Written request
Copy the lines of each record below verbatim.

Source material
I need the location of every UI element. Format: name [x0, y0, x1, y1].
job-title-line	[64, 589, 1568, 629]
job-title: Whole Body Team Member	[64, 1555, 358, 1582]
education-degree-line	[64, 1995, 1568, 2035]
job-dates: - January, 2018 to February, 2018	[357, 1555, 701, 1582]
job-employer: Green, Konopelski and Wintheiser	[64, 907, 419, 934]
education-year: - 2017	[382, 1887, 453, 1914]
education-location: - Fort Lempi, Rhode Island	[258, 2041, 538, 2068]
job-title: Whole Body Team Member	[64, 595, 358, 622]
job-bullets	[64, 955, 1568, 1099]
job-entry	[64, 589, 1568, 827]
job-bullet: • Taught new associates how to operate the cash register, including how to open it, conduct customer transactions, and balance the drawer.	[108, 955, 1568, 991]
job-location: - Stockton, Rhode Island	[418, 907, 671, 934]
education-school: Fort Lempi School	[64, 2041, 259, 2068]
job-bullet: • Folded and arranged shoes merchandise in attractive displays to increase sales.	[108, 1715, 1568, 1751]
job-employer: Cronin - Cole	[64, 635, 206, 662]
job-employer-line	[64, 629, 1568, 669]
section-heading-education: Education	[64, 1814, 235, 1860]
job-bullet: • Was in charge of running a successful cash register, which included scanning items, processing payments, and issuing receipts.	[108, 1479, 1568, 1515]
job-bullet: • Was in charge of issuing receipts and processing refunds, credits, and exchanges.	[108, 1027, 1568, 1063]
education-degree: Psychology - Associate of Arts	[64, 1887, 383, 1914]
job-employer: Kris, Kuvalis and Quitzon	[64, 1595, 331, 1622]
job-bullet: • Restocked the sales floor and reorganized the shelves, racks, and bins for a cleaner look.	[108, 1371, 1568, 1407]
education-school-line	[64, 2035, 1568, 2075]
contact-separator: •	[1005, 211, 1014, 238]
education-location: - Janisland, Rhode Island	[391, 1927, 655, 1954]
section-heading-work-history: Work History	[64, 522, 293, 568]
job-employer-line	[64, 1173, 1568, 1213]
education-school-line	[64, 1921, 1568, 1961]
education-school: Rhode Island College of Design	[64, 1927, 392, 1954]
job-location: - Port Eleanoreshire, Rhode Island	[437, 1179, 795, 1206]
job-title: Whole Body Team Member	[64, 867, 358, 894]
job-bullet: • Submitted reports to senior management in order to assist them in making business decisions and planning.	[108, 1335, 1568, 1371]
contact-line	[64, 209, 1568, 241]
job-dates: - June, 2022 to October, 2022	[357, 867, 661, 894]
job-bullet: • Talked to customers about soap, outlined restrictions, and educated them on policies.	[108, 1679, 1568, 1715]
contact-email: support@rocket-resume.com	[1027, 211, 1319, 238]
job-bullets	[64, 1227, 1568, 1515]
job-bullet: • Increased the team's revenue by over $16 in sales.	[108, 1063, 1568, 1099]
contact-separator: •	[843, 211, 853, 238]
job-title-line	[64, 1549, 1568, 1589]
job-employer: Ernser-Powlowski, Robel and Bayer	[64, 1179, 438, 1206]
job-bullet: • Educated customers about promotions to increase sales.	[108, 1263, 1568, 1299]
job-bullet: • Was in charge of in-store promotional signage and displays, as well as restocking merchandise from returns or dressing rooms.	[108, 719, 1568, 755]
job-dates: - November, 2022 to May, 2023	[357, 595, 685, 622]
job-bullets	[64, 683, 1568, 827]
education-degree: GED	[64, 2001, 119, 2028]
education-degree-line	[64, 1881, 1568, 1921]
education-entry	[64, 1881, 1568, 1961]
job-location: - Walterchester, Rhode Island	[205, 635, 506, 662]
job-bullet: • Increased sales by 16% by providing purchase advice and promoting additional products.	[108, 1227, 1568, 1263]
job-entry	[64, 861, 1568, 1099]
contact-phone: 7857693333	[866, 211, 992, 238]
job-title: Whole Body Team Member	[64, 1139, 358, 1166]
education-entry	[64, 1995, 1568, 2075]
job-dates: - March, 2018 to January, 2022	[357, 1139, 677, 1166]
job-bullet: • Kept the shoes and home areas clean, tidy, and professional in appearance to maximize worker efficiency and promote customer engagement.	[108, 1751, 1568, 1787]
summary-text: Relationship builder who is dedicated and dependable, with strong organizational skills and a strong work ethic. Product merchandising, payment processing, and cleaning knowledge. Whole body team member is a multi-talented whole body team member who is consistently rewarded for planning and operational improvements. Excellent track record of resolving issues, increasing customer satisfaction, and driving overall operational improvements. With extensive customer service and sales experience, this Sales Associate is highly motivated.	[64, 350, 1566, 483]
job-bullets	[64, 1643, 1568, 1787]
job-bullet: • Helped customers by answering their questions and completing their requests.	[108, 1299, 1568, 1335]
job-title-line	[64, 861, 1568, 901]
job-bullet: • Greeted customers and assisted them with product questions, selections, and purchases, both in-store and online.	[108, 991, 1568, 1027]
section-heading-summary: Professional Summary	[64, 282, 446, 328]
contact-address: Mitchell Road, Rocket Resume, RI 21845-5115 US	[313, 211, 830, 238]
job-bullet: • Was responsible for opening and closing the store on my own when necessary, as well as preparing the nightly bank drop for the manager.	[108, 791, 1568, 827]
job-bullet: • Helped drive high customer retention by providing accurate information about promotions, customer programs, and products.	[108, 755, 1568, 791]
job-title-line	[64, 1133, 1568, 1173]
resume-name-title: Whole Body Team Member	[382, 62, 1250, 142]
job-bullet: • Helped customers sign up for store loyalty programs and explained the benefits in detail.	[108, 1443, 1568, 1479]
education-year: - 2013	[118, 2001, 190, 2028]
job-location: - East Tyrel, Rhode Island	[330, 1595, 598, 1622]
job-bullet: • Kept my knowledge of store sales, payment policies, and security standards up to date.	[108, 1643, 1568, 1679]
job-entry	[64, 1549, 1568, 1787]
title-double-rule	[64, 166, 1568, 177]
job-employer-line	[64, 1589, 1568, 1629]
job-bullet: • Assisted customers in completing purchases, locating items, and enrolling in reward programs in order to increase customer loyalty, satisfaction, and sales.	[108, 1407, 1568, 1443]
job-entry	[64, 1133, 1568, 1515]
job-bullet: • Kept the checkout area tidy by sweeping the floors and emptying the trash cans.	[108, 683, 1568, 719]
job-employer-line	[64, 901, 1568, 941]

Response below
I need the location of every UI element. Format: name [x0, y0, x1, y1].
job-title-line	[64, 589, 1568, 629]
job-title: Whole Body Team Member	[64, 1555, 358, 1582]
education-degree-line	[64, 1995, 1568, 2035]
job-dates: - January, 2018 to February, 2018	[357, 1555, 701, 1582]
job-employer: Green, Konopelski and Wintheiser	[64, 907, 419, 934]
education-year: - 2017	[382, 1887, 453, 1914]
education-location: - Fort Lempi, Rhode Island	[258, 2041, 538, 2068]
job-title: Whole Body Team Member	[64, 595, 358, 622]
job-bullets	[64, 955, 1568, 1099]
job-entry	[64, 589, 1568, 827]
job-bullet: • Taught new associates how to operate the cash register, including how to open it, conduct customer transactions, and balance the drawer.	[108, 955, 1568, 991]
job-location: - Stockton, Rhode Island	[418, 907, 671, 934]
education-school: Fort Lempi School	[64, 2041, 259, 2068]
job-bullet: • Folded and arranged shoes merchandise in attractive displays to increase sales.	[108, 1715, 1568, 1751]
job-employer: Cronin - Cole	[64, 635, 206, 662]
job-employer-line	[64, 629, 1568, 669]
section-heading-education: Education	[64, 1814, 235, 1860]
job-bullet: • Was in charge of running a successful cash register, which included scanning items, processing payments, and issuing receipts.	[108, 1479, 1568, 1515]
job-bullet: • Was in charge of issuing receipts and processing refunds, credits, and exchanges.	[108, 1027, 1568, 1063]
education-degree: Psychology - Associate of Arts	[64, 1887, 383, 1914]
job-employer: Kris, Kuvalis and Quitzon	[64, 1595, 331, 1622]
job-bullet: • Restocked the sales floor and reorganized the shelves, racks, and bins for a cleaner look.	[108, 1371, 1568, 1407]
education-school-line	[64, 2035, 1568, 2075]
contact-separator: •	[1005, 211, 1014, 238]
education-location: - Janisland, Rhode Island	[391, 1927, 655, 1954]
section-heading-work-history: Work History	[64, 522, 293, 568]
job-employer-line	[64, 1173, 1568, 1213]
education-school-line	[64, 1921, 1568, 1961]
education-school: Rhode Island College of Design	[64, 1927, 392, 1954]
job-location: - Port Eleanoreshire, Rhode Island	[437, 1179, 795, 1206]
job-title: Whole Body Team Member	[64, 867, 358, 894]
job-bullet: • Submitted reports to senior management in order to assist them in making business decisions and planning.	[108, 1335, 1568, 1371]
contact-line	[64, 209, 1568, 241]
job-dates: - June, 2022 to October, 2022	[357, 867, 661, 894]
job-bullet: • Talked to customers about soap, outlined restrictions, and educated them on policies.	[108, 1679, 1568, 1715]
contact-email: support@rocket-resume.com	[1027, 211, 1319, 238]
job-bullets	[64, 1227, 1568, 1515]
job-bullet: • Increased the team's revenue by over $16 in sales.	[108, 1063, 1568, 1099]
contact-separator: •	[843, 211, 853, 238]
job-title-line	[64, 1549, 1568, 1589]
job-employer: Ernser-Powlowski, Robel and Bayer	[64, 1179, 438, 1206]
job-bullet: • Educated customers about promotions to increase sales.	[108, 1263, 1568, 1299]
job-bullet: • Was in charge of in-store promotional signage and displays, as well as restocking merchandise from returns or dressing rooms.	[108, 719, 1568, 755]
job-dates: - November, 2022 to May, 2023	[357, 595, 685, 622]
job-bullets	[64, 683, 1568, 827]
education-degree: GED	[64, 2001, 119, 2028]
education-degree-line	[64, 1881, 1568, 1921]
education-entry	[64, 1881, 1568, 1961]
job-location: - Walterchester, Rhode Island	[205, 635, 506, 662]
job-bullet: • Increased sales by 16% by providing purchase advice and promoting additional products.	[108, 1227, 1568, 1263]
job-entry	[64, 861, 1568, 1099]
contact-phone: 7857693333	[866, 211, 992, 238]
job-title: Whole Body Team Member	[64, 1139, 358, 1166]
education-entry	[64, 1995, 1568, 2075]
job-dates: - March, 2018 to January, 2022	[357, 1139, 677, 1166]
job-bullet: • Kept the shoes and home areas clean, tidy, and professional in appearance to maximize worker efficiency and promote customer engagement.	[108, 1751, 1568, 1787]
summary-text: Relationship builder who is dedicated and dependable, with strong organizational skills and a strong work ethic. Product merchandising, payment processing, and cleaning knowledge. Whole body team member is a multi-talented whole body team member who is consistently rewarded for planning and operational improvements. Excellent track record of resolving issues, increasing customer satisfaction, and driving overall operational improvements. With extensive customer service and sales experience, this Sales Associate is highly motivated.	[64, 350, 1566, 483]
job-bullets	[64, 1643, 1568, 1787]
job-bullet: • Helped customers by answering their questions and completing their requests.	[108, 1299, 1568, 1335]
job-title-line	[64, 861, 1568, 901]
job-bullet: • Greeted customers and assisted them with product questions, selections, and purchases, both in-store and online.	[108, 991, 1568, 1027]
section-heading-summary: Professional Summary	[64, 282, 446, 328]
contact-address: Mitchell Road, Rocket Resume, RI 21845-5115 US	[313, 211, 830, 238]
job-bullet: • Was responsible for opening and closing the store on my own when necessary, as well as preparing the nightly bank drop for the manager.	[108, 791, 1568, 827]
job-bullet: • Helped drive high customer retention by providing accurate information about promotions, customer programs, and products.	[108, 755, 1568, 791]
job-title-line	[64, 1133, 1568, 1173]
resume-name-title: Whole Body Team Member	[382, 62, 1250, 142]
job-bullet: • Helped customers sign up for store loyalty programs and explained the benefits in detail.	[108, 1443, 1568, 1479]
education-year: - 2013	[118, 2001, 190, 2028]
job-location: - East Tyrel, Rhode Island	[330, 1595, 598, 1622]
job-bullet: • Kept my knowledge of store sales, payment policies, and security standards up to date.	[108, 1643, 1568, 1679]
job-entry	[64, 1549, 1568, 1787]
title-double-rule	[64, 166, 1568, 177]
job-employer-line	[64, 1589, 1568, 1629]
job-bullet: • Assisted customers in completing purchases, locating items, and enrolling in reward programs in order to increase customer loyalty, satisfaction, and sales.	[108, 1407, 1568, 1443]
job-entry	[64, 1133, 1568, 1515]
job-bullet: • Kept the checkout area tidy by sweeping the floors and emptying the trash cans.	[108, 683, 1568, 719]
job-employer-line	[64, 901, 1568, 941]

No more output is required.